[START Entries supplied]

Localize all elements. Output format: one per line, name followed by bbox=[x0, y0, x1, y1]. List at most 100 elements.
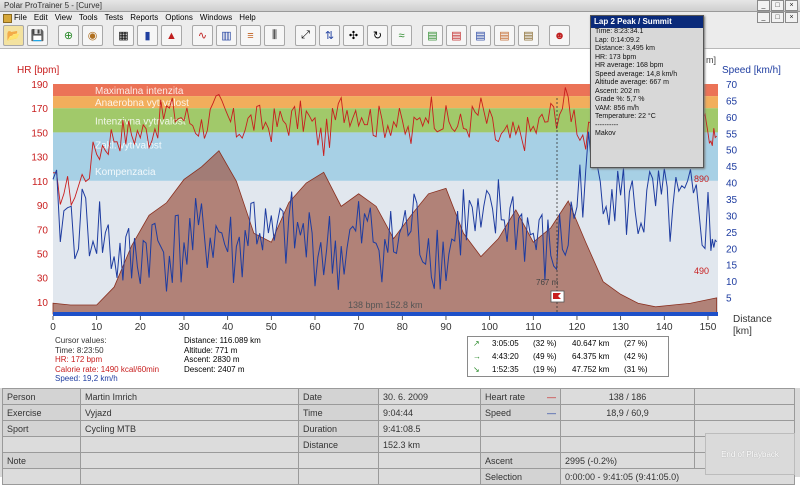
report5-icon[interactable]: ▤ bbox=[518, 25, 539, 46]
menu-reports[interactable]: Reports bbox=[130, 13, 159, 22]
popup-line: Lap: 0:14:09.2 bbox=[595, 36, 640, 44]
distance-label: Distance bbox=[298, 436, 379, 453]
menu-windows[interactable]: Windows bbox=[199, 13, 233, 22]
speed-tick-label: 40 bbox=[726, 179, 738, 190]
menu-tools[interactable]: Tools bbox=[78, 13, 98, 22]
x-tick-label: 10 bbox=[91, 322, 103, 333]
alert-icon[interactable]: ▲ bbox=[161, 25, 182, 46]
document-controls: _ □ × bbox=[757, 12, 798, 23]
exercise-label: Exercise bbox=[2, 404, 81, 421]
add-exercise-icon[interactable]: ⊕ bbox=[58, 25, 79, 46]
slope-summary-box: ↗ 3:05:05 (32 %) 40.647 km (27 %) → 4:43… bbox=[467, 336, 669, 377]
x-axis-bar bbox=[53, 312, 718, 316]
menu-file[interactable]: File bbox=[14, 13, 27, 22]
note-label: Note bbox=[2, 452, 81, 469]
zone-label: Maximalna intenzita bbox=[95, 86, 184, 97]
curve-icon[interactable]: ∿ bbox=[192, 25, 213, 46]
speed-tick-label: 15 bbox=[726, 261, 738, 272]
ball-icon[interactable]: ◉ bbox=[82, 25, 103, 46]
menu-edit[interactable]: Edit bbox=[33, 13, 48, 22]
laps-icon[interactable]: ⫼ bbox=[264, 25, 285, 46]
zoom-icon[interactable]: ⤢ bbox=[295, 25, 316, 46]
hr-axis-label: HR [bpm] bbox=[17, 65, 59, 76]
app-menu-icon[interactable] bbox=[3, 14, 12, 23]
slope-time: 1:52:35 bbox=[492, 365, 519, 374]
duration-value[interactable]: 9:41:08.5 bbox=[378, 420, 481, 437]
marker-icon[interactable]: ✣ bbox=[343, 25, 364, 46]
speed-tick-label: 55 bbox=[726, 129, 738, 140]
distance-value[interactable]: 152.3 km bbox=[378, 436, 481, 453]
slope-distance: 40.647 km bbox=[572, 339, 610, 348]
cursor-altitude-marker: 767 m bbox=[536, 278, 559, 287]
window-title: Polar ProTrainer 5 - [Curve] bbox=[4, 1, 102, 10]
speed-tick-label: 50 bbox=[726, 146, 738, 157]
x-tick-label: 110 bbox=[525, 322, 541, 333]
x-tick-label: 70 bbox=[353, 322, 365, 333]
doc-restore-button[interactable]: □ bbox=[771, 12, 784, 23]
x-tick-label: 30 bbox=[178, 322, 190, 333]
sport-value[interactable]: Cycling MTB bbox=[80, 420, 299, 437]
close-button[interactable]: × bbox=[785, 0, 798, 11]
lap-info-popup[interactable]: Lap 2 Peak / Summit Time: 8:23:34.1 Lap:… bbox=[590, 15, 704, 168]
doc-minimize-button[interactable]: _ bbox=[757, 12, 770, 23]
flat-arrow-icon: → bbox=[473, 352, 481, 361]
menu-bar: File Edit View Tools Tests Reports Optio… bbox=[0, 12, 800, 23]
speed-tick-label: 20 bbox=[726, 244, 738, 255]
duration-label: Duration bbox=[298, 420, 379, 437]
menu-help[interactable]: Help bbox=[239, 13, 256, 22]
menu-tests[interactable]: Tests bbox=[104, 13, 124, 22]
ascent-value: 2995 (-0.2%) bbox=[560, 452, 695, 469]
report1-icon[interactable]: ▤ bbox=[422, 25, 443, 46]
report4-icon[interactable]: ▤ bbox=[494, 25, 515, 46]
sync-icon[interactable]: ⇅ bbox=[319, 25, 340, 46]
book-icon[interactable]: ▮ bbox=[137, 25, 158, 46]
doc-close-button[interactable]: × bbox=[785, 12, 798, 23]
altitude-tick-890: 890 bbox=[694, 174, 709, 184]
hr-tick-label: 190 bbox=[31, 80, 48, 91]
slope-distance-pct: (31 %) bbox=[624, 365, 648, 374]
wave-icon[interactable]: ≈ bbox=[391, 25, 412, 46]
menu-options[interactable]: Options bbox=[165, 13, 193, 22]
calendar-icon[interactable]: ▦ bbox=[113, 25, 134, 46]
speed-tick-label: 45 bbox=[726, 162, 738, 173]
maximize-button[interactable]: □ bbox=[771, 0, 784, 11]
popup-line: HR average: 168 bpm bbox=[595, 62, 664, 69]
popup-line: VAM: 856 m/h bbox=[595, 104, 639, 112]
minimize-button[interactable]: _ bbox=[757, 0, 770, 11]
hr-tick-label: 130 bbox=[31, 153, 48, 164]
note-value[interactable] bbox=[80, 452, 299, 469]
x-tick-label: 80 bbox=[397, 322, 409, 333]
hr-tick-label: 30 bbox=[37, 274, 49, 285]
hr-tick-label: 150 bbox=[31, 128, 48, 139]
popup-line: Time: 8:23:34.1 bbox=[595, 28, 644, 35]
flag-icon[interactable] bbox=[550, 290, 565, 303]
open-icon[interactable]: 📂 bbox=[3, 25, 24, 46]
hr-tick-label: 70 bbox=[37, 225, 49, 236]
slope-distance-pct: (42 %) bbox=[624, 352, 648, 361]
hidden-axis-label: m] bbox=[706, 55, 716, 65]
person-icon[interactable]: ☻ bbox=[549, 25, 570, 46]
speed-tick-label: 35 bbox=[726, 195, 738, 206]
exercise-value[interactable]: Vyjazd bbox=[80, 404, 299, 421]
sport-zones-icon[interactable]: ≡ bbox=[240, 25, 261, 46]
person-value[interactable]: Martin Imrich bbox=[80, 388, 299, 405]
x-tick-label: 140 bbox=[656, 322, 673, 333]
slope-time: 3:05:05 bbox=[492, 339, 519, 348]
report2-icon[interactable]: ▤ bbox=[446, 25, 467, 46]
end-of-playback-button[interactable]: End of Playback bbox=[705, 433, 795, 475]
slope-time: 4:43:20 bbox=[492, 352, 519, 361]
x-tick-label: 20 bbox=[135, 322, 147, 333]
cursor-time: Time: 8:23:50 bbox=[55, 345, 104, 355]
save-icon[interactable]: 💾 bbox=[27, 25, 48, 46]
hr-tick-label: 90 bbox=[37, 201, 49, 212]
menu-view[interactable]: View bbox=[54, 13, 72, 22]
report3-icon[interactable]: ▤ bbox=[470, 25, 491, 46]
time-value[interactable]: 9:04:44 bbox=[378, 404, 481, 421]
date-value[interactable]: 30. 6. 2009 bbox=[378, 388, 481, 405]
speed-series-line bbox=[52, 131, 718, 292]
slope-distance: 64.375 km bbox=[572, 352, 610, 361]
rotate-icon[interactable]: ↻ bbox=[367, 25, 388, 46]
bar-icon[interactable]: ▥ bbox=[216, 25, 237, 46]
popup-line: Grade %: 5,7 % bbox=[595, 96, 645, 103]
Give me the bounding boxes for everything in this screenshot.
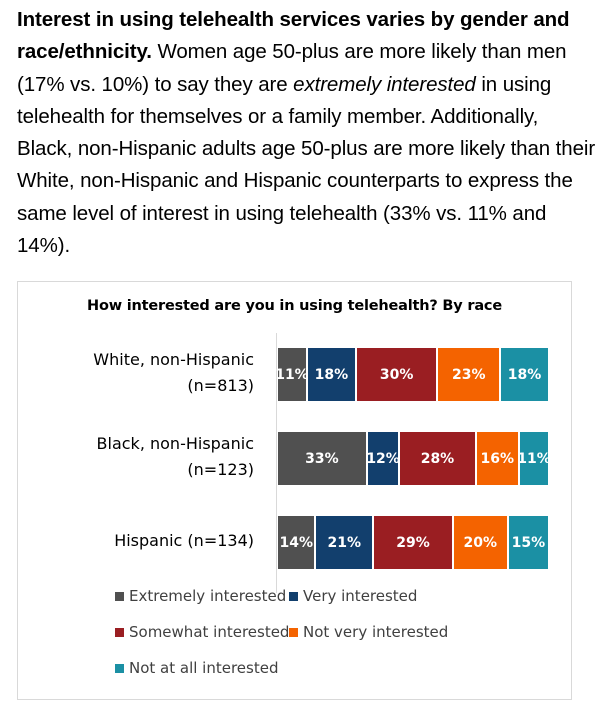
data-label: 12%	[366, 450, 400, 467]
bar-segment-hispanic-2: 29%	[373, 515, 453, 570]
data-label: 11%	[275, 366, 309, 383]
data-label: 16%	[480, 450, 515, 467]
category-label-line1: White, non-Hispanic	[93, 350, 254, 369]
legend-swatch	[115, 627, 124, 637]
data-label: 23%	[451, 366, 486, 383]
bar-segment-white-1: 18%	[306, 347, 356, 402]
bar-segment-hispanic-0: 14%	[277, 515, 316, 570]
legend-label: Extremely interested	[129, 587, 287, 605]
legend-item-extremely: Extremely interested	[115, 587, 286, 605]
intro-paragraph: Interest in using telehealth services va…	[17, 4, 597, 262]
bar-segment-hispanic-1: 21%	[315, 515, 374, 570]
bar-segment-hispanic-4: 15%	[507, 515, 549, 570]
legend-swatch	[115, 591, 124, 601]
bar-segment-white-3: 23%	[437, 347, 501, 402]
category-label-hispanic: Hispanic (n=134)	[114, 528, 254, 554]
bar-segment-white-4: 18%	[500, 347, 549, 402]
category-label-line1: Hispanic (n=134)	[114, 531, 254, 550]
legend-item-somewhat: Somewhat interested	[115, 623, 289, 641]
bar-segment-black-0: 33%	[277, 431, 367, 486]
category-label-line2: (n=123)	[187, 460, 254, 479]
category-label-line1: Black, non-Hispanic	[96, 434, 254, 453]
legend-label: Very interested	[303, 587, 418, 605]
chart-frame: How interested are you in using teleheal…	[17, 281, 572, 700]
paragraph-italic: extremely interested	[293, 72, 476, 96]
legend-item-very: Very interested	[289, 587, 417, 605]
data-label: 18%	[314, 366, 349, 383]
paragraph-text-1: Women age 50-plus are more likely than m…	[17, 40, 567, 96]
legend-item-not-at-all: Not at all interested	[115, 659, 278, 677]
data-label: 11%	[517, 450, 551, 467]
bar-segment-black-2: 28%	[399, 431, 476, 486]
legend-swatch	[289, 591, 298, 601]
data-label: 29%	[396, 534, 430, 551]
chart-title: How interested are you in using teleheal…	[87, 298, 502, 314]
category-label-line2: (n=813)	[187, 376, 254, 395]
data-label: 21%	[327, 534, 362, 551]
data-label: 15%	[511, 534, 546, 551]
bar-segment-black-4: 11%	[517, 431, 551, 486]
data-label: 30%	[379, 366, 414, 383]
data-label: 33%	[305, 450, 339, 467]
bar-segment-black-3: 16%	[475, 431, 520, 486]
legend-item-not-very: Not very interested	[289, 623, 448, 641]
bar-segment-black-1: 12%	[366, 431, 400, 486]
bar-segment-white-2: 30%	[355, 347, 438, 402]
data-label: 18%	[507, 366, 542, 383]
bar-segment-white-0: 11%	[275, 347, 309, 402]
legend-label: Somewhat interested	[129, 623, 290, 641]
data-label: 28%	[420, 450, 455, 467]
data-label: 14%	[279, 534, 313, 551]
paragraph-text-2: in using telehealth for themselves or a …	[17, 72, 596, 258]
legend-swatch	[289, 627, 298, 637]
data-label: 20%	[463, 534, 498, 551]
category-label-white: White, non-Hispanic (n=813)	[93, 347, 254, 399]
legend-label: Not very interested	[303, 623, 449, 641]
category-label-black: Black, non-Hispanic (n=123)	[97, 431, 254, 483]
paragraph-lead: Interest in using telehealth services va…	[17, 8, 570, 64]
category-axis-line	[276, 333, 277, 593]
legend-swatch	[115, 663, 124, 673]
bar-segment-hispanic-3: 20%	[452, 515, 508, 570]
legend-label: Not at all interested	[129, 659, 279, 677]
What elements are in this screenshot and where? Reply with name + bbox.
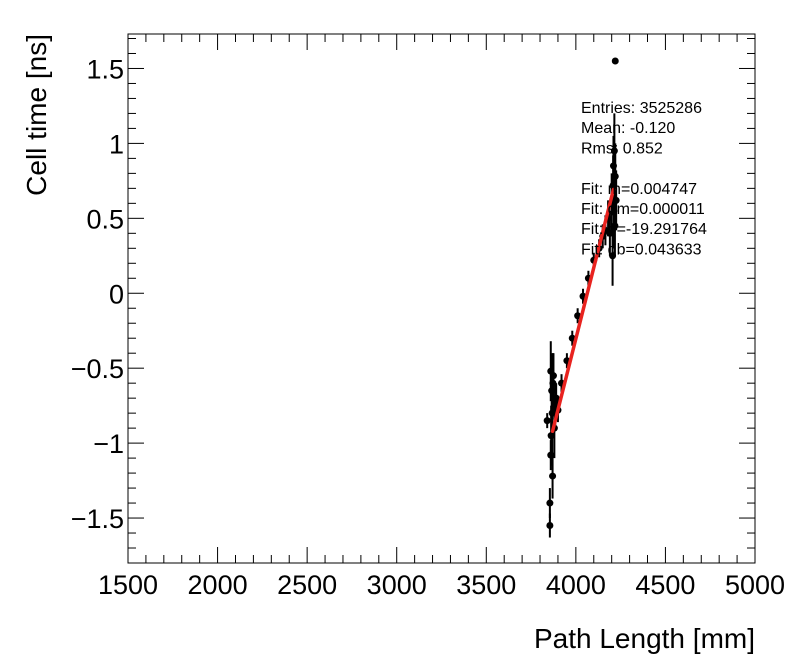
x-tick-label: 3500 [456,570,516,600]
y-tick-label: −1.5 [71,504,124,534]
data-point [609,162,617,170]
x-tick-label: 1500 [98,570,158,600]
y-tick-label: 0 [109,279,124,309]
x-tick-label: 4000 [546,570,606,600]
data-point [609,181,617,189]
data-point [543,417,551,425]
data-point [547,432,555,440]
data-points [543,57,620,530]
data-point [609,252,617,260]
data-point [548,387,556,395]
data-point [611,57,619,65]
stats-line: Mean: -0.120 [581,120,675,137]
fit-line-group [550,187,616,434]
fit-line [550,187,616,434]
data-point [610,207,618,215]
x-tick-label: 4500 [635,570,695,600]
y-tick-label: 1.5 [86,54,124,84]
data-point [612,196,620,204]
data-point [549,472,557,480]
stats-line: Fit: db=0.043633 [581,241,702,258]
data-point [611,172,619,180]
x-tick-label: 3000 [367,570,427,600]
data-point [549,379,557,387]
data-point [574,312,582,320]
y-axis-title: Cell time [ns] [21,34,52,196]
x-tick-label: 2000 [188,570,248,600]
x-tick-label: 2500 [277,570,337,600]
data-point [548,409,556,417]
y-tick-label: 0.5 [86,204,124,234]
stats-box: Entries: 3525286 Mean: -0.120 Rms: 0.852 Fi… [581,100,707,258]
x-axis-title: Path Length [mm] [534,623,755,654]
y-tick-label: −0.5 [71,354,124,384]
stats-line: Fit: b=-19.291764 [581,221,707,238]
y-tick-label: −1 [93,429,124,459]
y-tick-label: 1 [109,129,124,159]
plot-frame [127,33,756,564]
stats-line: Fit: m=0.004747 [581,181,697,198]
data-point [552,394,560,402]
stats-line: Entries: 3525286 [581,100,702,117]
data-point [611,222,619,230]
data-point [549,372,557,380]
stats-line: Fit: dm=0.000011 [581,201,705,218]
axis-tick-labels: 1500 2000 2500 3000 3500 4000 4500 5000 −1.5 −1 −0… [71,54,785,600]
data-point [547,451,555,459]
stats-line: Rms: 0.852 [581,140,663,157]
data-point [546,522,554,530]
x-tick-label: 5000 [725,570,785,600]
data-point [606,229,614,237]
data-point [610,147,618,155]
data-point [546,499,554,507]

[END Entries supplied]

■ Task brief
Substitute "value-label" for every "data-label" in the entries, from the line with "450, 400, 467]" up to and including the line with "587, 286, 605]". Give only those lines, with everything else unchanged.

■ Correct result
value-label: 12%	[366, 450, 400, 467]
bar-segment-hispanic-2: 29%	[373, 515, 453, 570]
value-label: 11%	[275, 366, 309, 383]
value-label: 16%	[480, 450, 515, 467]
category-label-line1: White, non-Hispanic	[93, 350, 254, 369]
legend-swatch	[115, 627, 124, 637]
value-label: 23%	[451, 366, 486, 383]
bar-segment-white-1: 18%	[306, 347, 356, 402]
bar-segment-hispanic-0: 14%	[277, 515, 316, 570]
legend-label: Extremely interested	[129, 587, 287, 605]
legend-item-extremely: Extremely interested	[115, 587, 286, 605]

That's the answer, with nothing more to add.